- Requirements -
Answer with a single number, the count of lines holding the word "structured".

··· Data for the task

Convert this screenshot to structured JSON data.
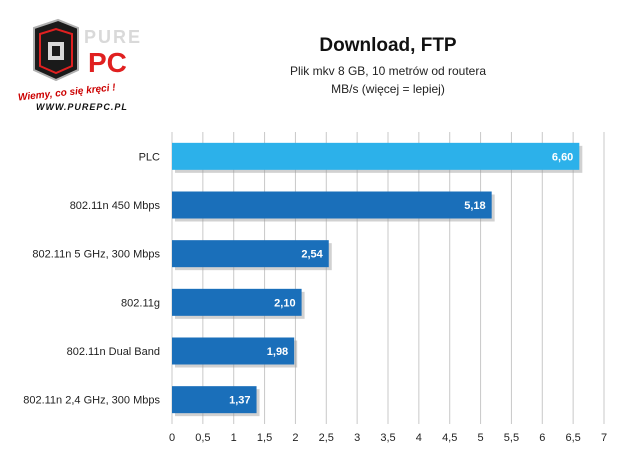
{
  "logo": {
    "brand_top": "PURE",
    "brand_bottom": "PC",
    "tagline": "Wiemy, co się kręci !",
    "url": "WWW.PUREPC.PL"
  },
  "chart_data": {
    "type": "bar",
    "orientation": "horizontal",
    "title": "Download, FTP",
    "subtitle_lines": [
      "Plik mkv 8 GB, 10 metrów  od routera",
      "MB/s (więcej = lepiej)"
    ],
    "categories": [
      "PLC",
      "802.11n 450 Mbps",
      "802.11n 5 GHz, 300 Mbps",
      "802.11g",
      "802.11n Dual Band",
      "802.11n 2,4 GHz, 300 Mbps"
    ],
    "values": [
      6.6,
      5.18,
      2.54,
      2.1,
      1.98,
      1.37
    ],
    "value_labels": [
      "6,60",
      "5,18",
      "2,54",
      "2,10",
      "1,98",
      "1,37"
    ],
    "xlim": [
      0,
      7
    ],
    "ticks": [
      "0",
      "0,5",
      "1",
      "1,5",
      "2",
      "2,5",
      "3",
      "3,5",
      "4",
      "4,5",
      "5",
      "5,5",
      "6",
      "6,5",
      "7"
    ],
    "grid": true,
    "colors": {
      "highlight": "#2cb1ea",
      "bar": "#1a6fba",
      "grid": "#c8c8c8"
    }
  }
}
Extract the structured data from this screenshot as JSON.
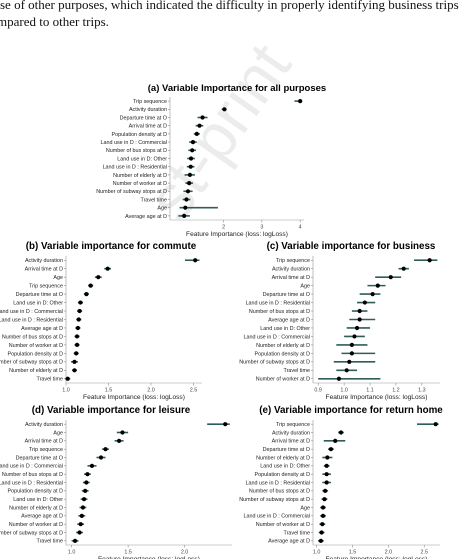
{
  "intro_lines": [
    "se of other purposes, which indicated the difficulty in properly identifying business trips",
    "mpared to other trips."
  ],
  "watermark": "st-print",
  "chart_data": [
    {
      "type": "dot_errorbar",
      "title": "(a) Variable Importance for all purposes",
      "xlabel": "Feature Importance  (loss: logLoss)",
      "xlim": [
        0.6,
        4.1
      ],
      "xticks": [
        2,
        3,
        4
      ],
      "features": [
        "Trip sequence",
        "Activity duration",
        "Departure  time at O",
        "Arrival time  at D",
        "Population density at D",
        "Land use in  D : Commercial",
        "Number of bus stops at D",
        "Land use in  D: Other",
        "Land use in D : Residential",
        "Number of elderly at D",
        "Number of worker at D",
        "Number of subway stops at D",
        "Travel  time",
        "Age",
        "Average age at D"
      ],
      "values": [
        4.0,
        2.02,
        1.45,
        1.37,
        1.3,
        1.2,
        1.18,
        1.15,
        1.14,
        1.12,
        1.1,
        1.07,
        1.03,
        1.0,
        0.97
      ],
      "lower": [
        3.85,
        1.95,
        1.32,
        1.27,
        1.22,
        1.1,
        1.08,
        1.05,
        1.04,
        0.98,
        1.0,
        0.95,
        0.93,
        0.85,
        0.82
      ],
      "upper": [
        4.05,
        2.08,
        1.58,
        1.47,
        1.38,
        1.3,
        1.28,
        1.25,
        1.24,
        1.25,
        1.2,
        1.19,
        1.13,
        1.85,
        1.12
      ]
    },
    {
      "type": "dot_errorbar",
      "title": "(b) Variable importance for commute",
      "xlabel": "Feature Importance  (loss: logLoss)",
      "xlim": [
        1.0,
        2.6
      ],
      "xticks": [
        1.0,
        1.5,
        2.0,
        2.5
      ],
      "features": [
        "Activity duration",
        "Arrival time at D",
        "Age",
        "Trip sequence",
        "Departure  time at O",
        "Land use in  D: Other",
        "Land use in  D : Commercial",
        "Land use in D : Residential",
        "Average age at D",
        "Number of bus stops at D",
        "Number of worker at D",
        "Population density at D",
        "Number of subway stops at D",
        "Number of elderly at D",
        "Travel  time"
      ],
      "values": [
        2.52,
        1.49,
        1.38,
        1.29,
        1.24,
        1.17,
        1.16,
        1.15,
        1.14,
        1.13,
        1.13,
        1.12,
        1.1,
        1.1,
        1.02
      ],
      "lower": [
        2.4,
        1.45,
        1.34,
        1.26,
        1.21,
        1.14,
        1.13,
        1.12,
        1.11,
        1.1,
        1.1,
        1.09,
        1.06,
        1.07,
        0.99
      ],
      "upper": [
        2.57,
        1.53,
        1.42,
        1.32,
        1.27,
        1.2,
        1.19,
        1.18,
        1.17,
        1.16,
        1.16,
        1.15,
        1.14,
        1.13,
        1.05
      ]
    },
    {
      "type": "dot_errorbar",
      "title": "(c) Variable importance for business",
      "xlabel": "Feature Importance  (loss: logLoss)",
      "xlim": [
        0.88,
        1.37
      ],
      "xticks": [
        0.9,
        1.0,
        1.1,
        1.2,
        1.3
      ],
      "features": [
        "Trip sequence",
        "Activity duration",
        "Arrival time at D",
        "Age",
        "Departure  time at O",
        "Land use in D : Residential",
        "Number of bus stops at D",
        "Average age at D",
        "Land use in  D: Other",
        "Land use in  D : Commercial",
        "Number of elderly at D",
        "Population density at D",
        "Number of subway stops at D",
        "Travel  time",
        "Number of worker at D"
      ],
      "values": [
        1.33,
        1.23,
        1.18,
        1.13,
        1.11,
        1.08,
        1.06,
        1.06,
        1.05,
        1.04,
        1.03,
        1.03,
        1.02,
        1.01,
        0.98
      ],
      "lower": [
        1.27,
        1.21,
        1.12,
        1.09,
        1.06,
        1.05,
        1.03,
        1.02,
        1.01,
        1.0,
        0.97,
        0.99,
        0.96,
        0.97,
        0.9
      ],
      "upper": [
        1.36,
        1.25,
        1.22,
        1.16,
        1.14,
        1.12,
        1.09,
        1.12,
        1.1,
        1.08,
        1.09,
        1.12,
        1.12,
        1.05,
        1.14
      ]
    },
    {
      "type": "dot_errorbar",
      "title": "(d) Variable importance for leisure",
      "xlabel": "Feature Importance  (loss: logLoss)",
      "xlim": [
        0.95,
        2.42
      ],
      "xticks": [
        1.0,
        1.5,
        2.0
      ],
      "features": [
        "Activity duration",
        "Age",
        "Arrival time  at D",
        "Trip sequence",
        "Departure  time at O",
        "Land use in  D : Commercial",
        "Number of bus stops at D",
        "Land use in D : Residential",
        "Population density at D",
        "Land use in  D: Other",
        "Number of elderly at D",
        "Average age at D",
        "Number of worker at D",
        "Number of subway stops at D",
        "Travel  time"
      ],
      "values": [
        2.36,
        1.45,
        1.42,
        1.3,
        1.26,
        1.18,
        1.14,
        1.13,
        1.12,
        1.11,
        1.1,
        1.09,
        1.08,
        1.07,
        1.03
      ],
      "lower": [
        2.2,
        1.4,
        1.38,
        1.27,
        1.22,
        1.14,
        1.11,
        1.1,
        1.09,
        1.08,
        1.07,
        1.06,
        1.05,
        1.04,
        1.0
      ],
      "upper": [
        2.4,
        1.5,
        1.46,
        1.33,
        1.3,
        1.22,
        1.17,
        1.16,
        1.15,
        1.14,
        1.13,
        1.12,
        1.11,
        1.1,
        1.06
      ]
    },
    {
      "type": "dot_errorbar",
      "title": "(e) Variable importance for return home",
      "xlabel": "Feature Importance  (loss: logLoss)",
      "xlim": [
        0.95,
        2.72
      ],
      "xticks": [
        1.0,
        1.5,
        2.0,
        2.5
      ],
      "features": [
        "Trip sequence",
        "Activity duration",
        "Arrival time at D",
        "Departure  time at O",
        "Number of elderly at D",
        "Land use in  D: Other",
        "Population density at D",
        "Land use in D : Residential",
        "Number of bus stops at D",
        "Number of subway stops at D",
        "Age",
        "Land use in  D : Commercial",
        "Number of worker at D",
        "Travel  time",
        "Average age at D"
      ],
      "values": [
        2.66,
        1.34,
        1.26,
        1.2,
        1.15,
        1.14,
        1.14,
        1.14,
        1.12,
        1.11,
        1.09,
        1.09,
        1.08,
        1.07,
        1.06
      ],
      "lower": [
        2.4,
        1.3,
        1.1,
        1.16,
        1.08,
        1.1,
        1.08,
        1.08,
        1.08,
        1.07,
        1.05,
        1.05,
        1.04,
        1.03,
        1.02
      ],
      "upper": [
        2.7,
        1.38,
        1.4,
        1.24,
        1.22,
        1.18,
        1.2,
        1.2,
        1.16,
        1.15,
        1.13,
        1.13,
        1.12,
        1.11,
        1.1
      ]
    }
  ]
}
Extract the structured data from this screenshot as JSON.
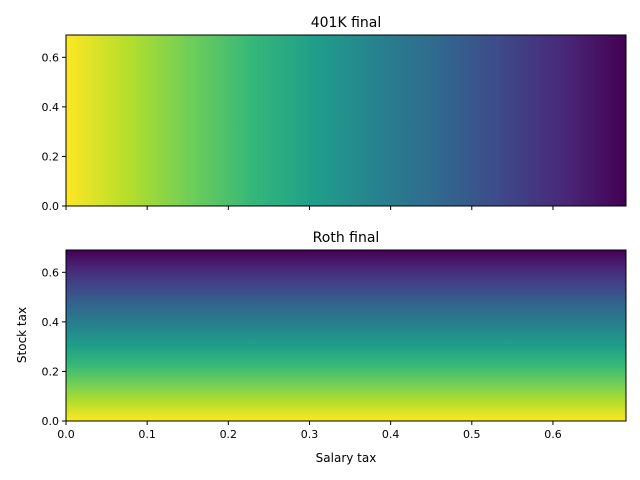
{
  "chart_data": [
    {
      "type": "heatmap",
      "title": "401K final",
      "xlabel": "",
      "ylabel": "",
      "xlim": [
        0.0,
        0.69
      ],
      "ylim": [
        0.0,
        0.69
      ],
      "x_ticks": [
        0.0,
        0.1,
        0.2,
        0.3,
        0.4,
        0.5,
        0.6
      ],
      "x_tick_labels": [
        "",
        "",
        "",
        "",
        "",
        "",
        ""
      ],
      "y_ticks": [
        0.0,
        0.2,
        0.4,
        0.6
      ],
      "y_tick_labels": [
        "0.0",
        "0.2",
        "0.4",
        "0.6"
      ],
      "gradient_axis": "x",
      "colormap": "viridis",
      "normalized_value_at_min": 1.0,
      "normalized_value_at_max": 0.0
    },
    {
      "type": "heatmap",
      "title": "Roth final",
      "xlabel": "Salary tax",
      "ylabel": "Stock tax",
      "xlim": [
        0.0,
        0.69
      ],
      "ylim": [
        0.0,
        0.69
      ],
      "x_ticks": [
        0.0,
        0.1,
        0.2,
        0.3,
        0.4,
        0.5,
        0.6
      ],
      "x_tick_labels": [
        "0.0",
        "0.1",
        "0.2",
        "0.3",
        "0.4",
        "0.5",
        "0.6"
      ],
      "y_ticks": [
        0.0,
        0.2,
        0.4,
        0.6
      ],
      "y_tick_labels": [
        "0.0",
        "0.2",
        "0.4",
        "0.6"
      ],
      "gradient_axis": "y",
      "colormap": "viridis",
      "normalized_value_at_min": 1.0,
      "normalized_value_at_max": 0.0
    }
  ],
  "colors": {
    "viridis_stops": [
      "#440154",
      "#482878",
      "#3e4989",
      "#31688e",
      "#26828e",
      "#1f9e89",
      "#35b779",
      "#6ece58",
      "#b5de2b",
      "#fde725"
    ]
  }
}
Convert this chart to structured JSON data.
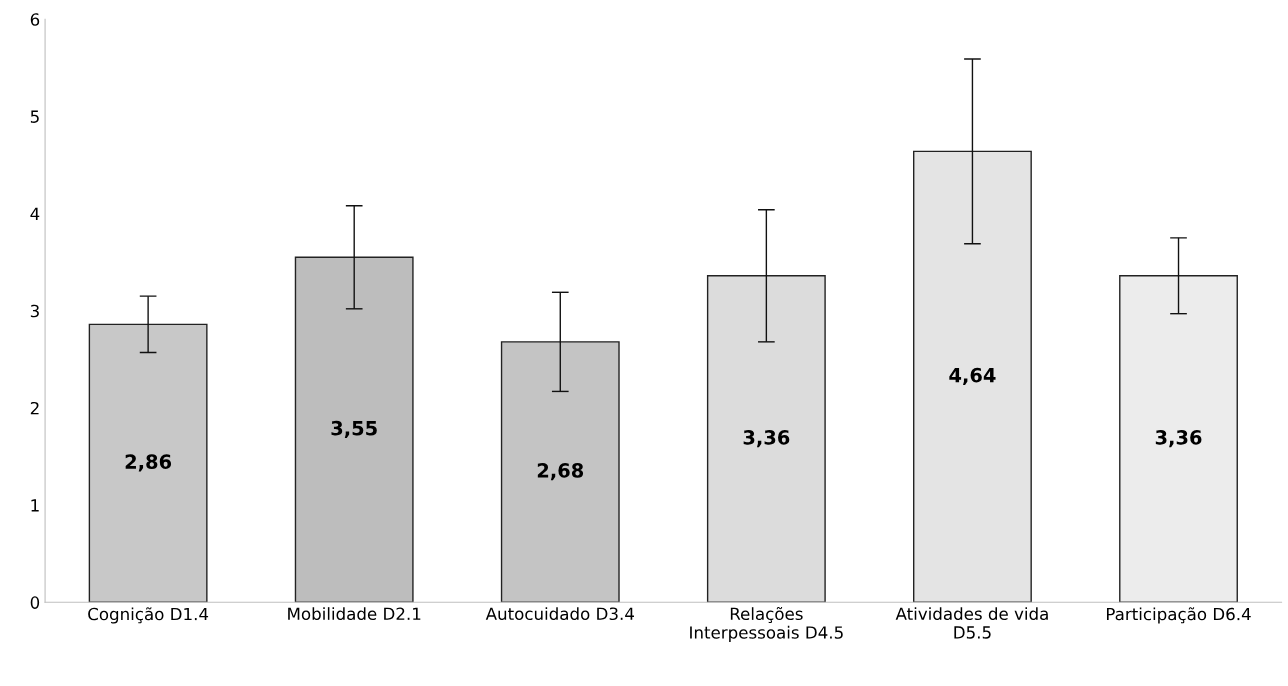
{
  "chart_data": {
    "type": "bar",
    "categories": [
      "Cognição D1.4",
      "Mobilidade D2.1",
      "Autocuidado D3.4",
      "Relações\nInterpessoais D4.5",
      "Atividades de vida\nD5.5",
      "Participação D6.4"
    ],
    "values": [
      2.86,
      3.55,
      2.68,
      3.36,
      4.64,
      3.36
    ],
    "value_labels": [
      "2,86",
      "3,55",
      "2,68",
      "3,36",
      "4,64",
      "3,36"
    ],
    "errors": [
      0.29,
      0.53,
      0.51,
      0.68,
      0.95,
      0.39
    ],
    "colors": [
      "#c8c8c8",
      "#bdbdbd",
      "#c4c4c4",
      "#dcdcdc",
      "#e4e4e4",
      "#ececec"
    ],
    "ylim": [
      0,
      6
    ],
    "yticks": [
      0,
      1,
      2,
      3,
      4,
      5,
      6
    ],
    "grid": false,
    "legend": false
  }
}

······

- Solution for this task -
4